> _Task objective_:
Skip the pictures. Transcribe the rest of the data below without changing a word.

==== Task input

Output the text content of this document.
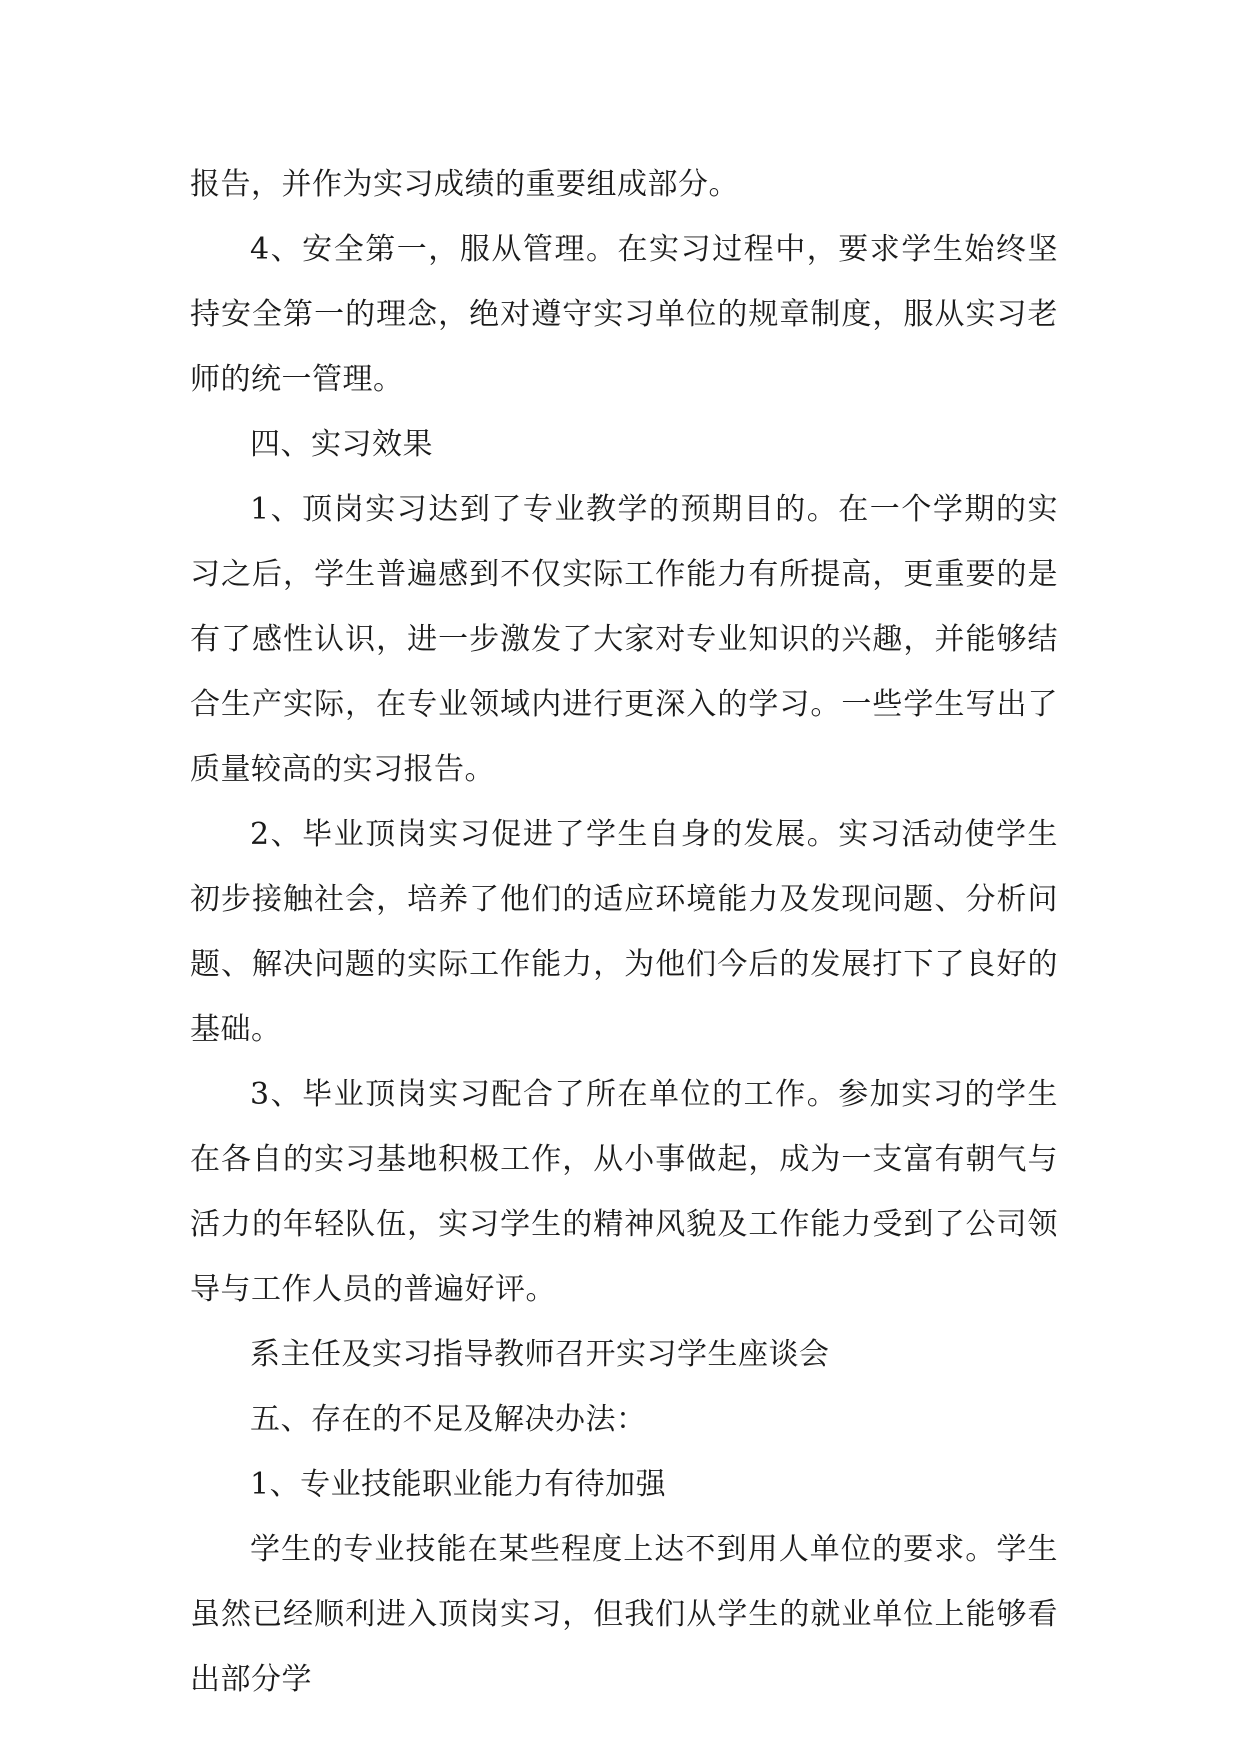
报告，并作为实习成绩的重要组成部分。

4、安全第一，服从管理。在实习过程中，要求学生始终坚持安全第一的理念，绝对遵守实习单位的规章制度，服从实习老师的统一管理。

四、实习效果

1、顶岗实习达到了专业教学的预期目的。在一个学期的实习之后，学生普遍感到不仅实际工作能力有所提高，更重要的是有了感性认识，进一步激发了大家对专业知识的兴趣，并能够结合生产实际，在专业领域内进行更深入的学习。一些学生写出了质量较高的实习报告。

2、毕业顶岗实习促进了学生自身的发展。实习活动使学生初步接触社会，培养了他们的适应环境能力及发现问题、分析问题、解决问题的实际工作能力，为他们今后的发展打下了良好的基础。

3、毕业顶岗实习配合了所在单位的工作。参加实习的学生在各自的实习基地积极工作，从小事做起，成为一支富有朝气与活力的年轻队伍，实习学生的精神风貌及工作能力受到了公司领导与工作人员的普遍好评。

系主任及实习指导教师召开实习学生座谈会

五、存在的不足及解决办法：

1、专业技能职业能力有待加强

学生的专业技能在某些程度上达不到用人单位的要求。学生虽然已经顺利进入顶岗实习，但我们从学生的就业单位上能够看出部分学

========

> _Response below_:
Output the text content of this document.
报告，并作为实习成绩的重要组成部分。

4、安全第一，服从管理。在实习过程中，要求学生始终坚持安全第一的理念，绝对遵守实习单位的规章制度，服从实习老师的统一管理。

四、实习效果

1、顶岗实习达到了专业教学的预期目的。在一个学期的实习之后，学生普遍感到不仅实际工作能力有所提高，更重要的是有了感性认识，进一步激发了大家对专业知识的兴趣，并能够结合生产实际，在专业领域内进行更深入的学习。一些学生写出了质量较高的实习报告。

2、毕业顶岗实习促进了学生自身的发展。实习活动使学生初步接触社会，培养了他们的适应环境能力及发现问题、分析问题、解决问题的实际工作能力，为他们今后的发展打下了良好的基础。

3、毕业顶岗实习配合了所在单位的工作。参加实习的学生在各自的实习基地积极工作，从小事做起，成为一支富有朝气与活力的年轻队伍，实习学生的精神风貌及工作能力受到了公司领导与工作人员的普遍好评。

系主任及实习指导教师召开实习学生座谈会

五、存在的不足及解决办法：

1、专业技能职业能力有待加强

学生的专业技能在某些程度上达不到用人单位的要求。学生虽然已经顺利进入顶岗实习，但我们从学生的就业单位上能够看出部分学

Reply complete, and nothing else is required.